[start]
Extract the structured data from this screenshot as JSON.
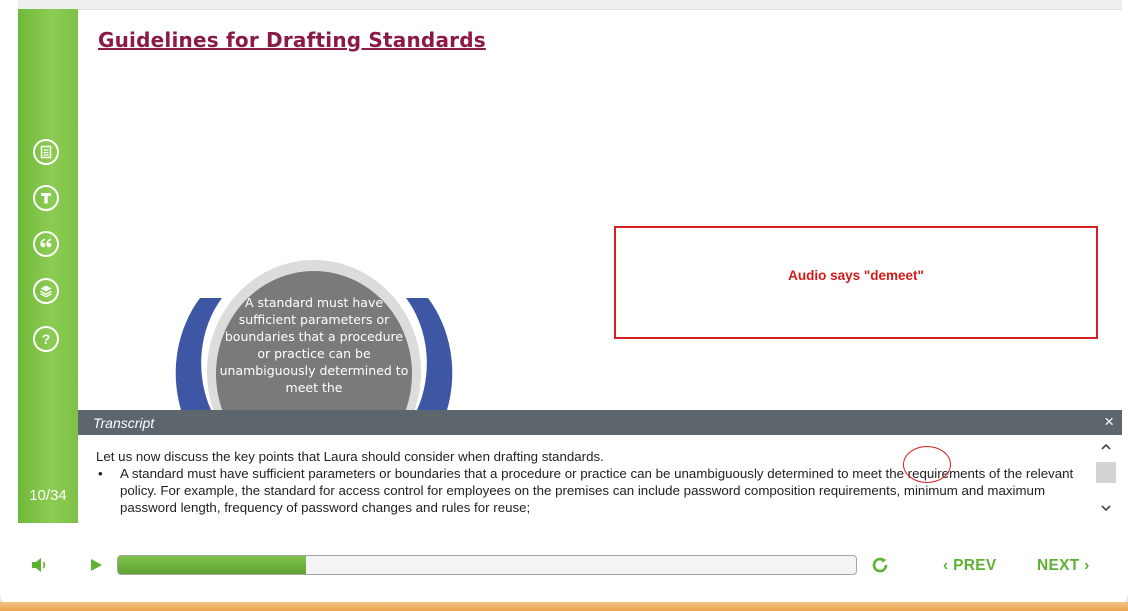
{
  "slide": {
    "title": "Guidelines for Drafting Standards",
    "circle_text": "A standard must have sufficient parameters or boundaries that a procedure or practice can be unambiguously determined to meet the"
  },
  "sidebar": {
    "icons": [
      "notes-icon",
      "transcript-icon",
      "quote-icon",
      "resources-icon",
      "help-icon"
    ],
    "slide_counter": "10/34"
  },
  "annotation": {
    "text": "Audio says \"demeet\""
  },
  "transcript": {
    "title": "Transcript",
    "close_label": "×",
    "intro": "Let us now discuss the key points that Laura should consider when drafting standards.",
    "bullet_marker": "•",
    "bullet_1": "A standard must have sufficient parameters or boundaries that a procedure or practice can be unambiguously determined to meet the requirements of the relevant policy. For example, the standard for access control for employees on the premises can include password composition requirements, minimum and maximum password length, frequency of password changes and rules for reuse;"
  },
  "player": {
    "progress_fraction": 0.255,
    "prev_label": "‹ PREV",
    "next_label": "NEXT ›"
  },
  "colors": {
    "accent_green": "#6ab43c",
    "title_color": "#8b1a45",
    "annotation_red": "#d42020",
    "transcript_header": "#5d666d"
  }
}
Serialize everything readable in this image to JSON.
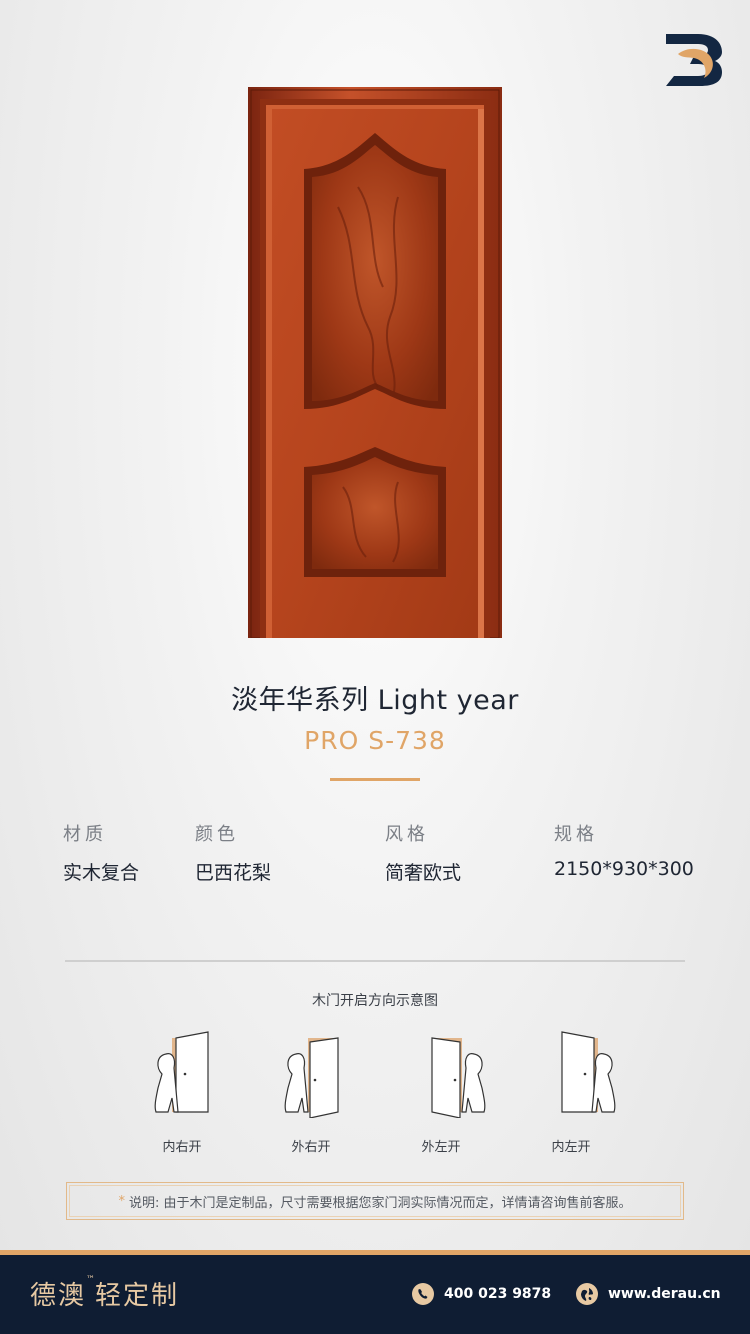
{
  "brand": {
    "logo_icon": "derau-logo-icon",
    "name": "德澳",
    "tm": "™",
    "tagline": "轻定制"
  },
  "product": {
    "series": "淡年华系列  Light year",
    "model": "PRO S-738"
  },
  "specs": [
    {
      "label": "材质",
      "value": "实木复合"
    },
    {
      "label": "颜色",
      "value": "巴西花梨"
    },
    {
      "label": "风格",
      "value": "简奢欧式"
    },
    {
      "label": "规格",
      "value": "2150*930*300"
    }
  ],
  "opening": {
    "heading": "木门开启方向示意图",
    "types": [
      {
        "label": "内右开",
        "icon": "door-inward-right-icon"
      },
      {
        "label": "外右开",
        "icon": "door-outward-right-icon"
      },
      {
        "label": "外左开",
        "icon": "door-outward-left-icon"
      },
      {
        "label": "内左开",
        "icon": "door-inward-left-icon"
      }
    ]
  },
  "note": {
    "star": "*",
    "text": "说明: 由于木门是定制品，尺寸需要根据您家门洞实际情况而定，详情请咨询售前客服。"
  },
  "footer": {
    "phone": "400 023 9878",
    "website": "www.derau.cn",
    "phone_icon": "phone-icon",
    "web_icon": "globe-icon"
  },
  "colors": {
    "accent": "#e0a567",
    "navy": "#0f1d33",
    "door": "#b8431f"
  }
}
[end]
▶ [Given task]:
Show each line of the data that contains the string "value".

▶ [Written response]:
      "value": "实木复合"
      "value": "巴西花梨"
      "value": "简奢欧式"
      "value": "2150*930*300"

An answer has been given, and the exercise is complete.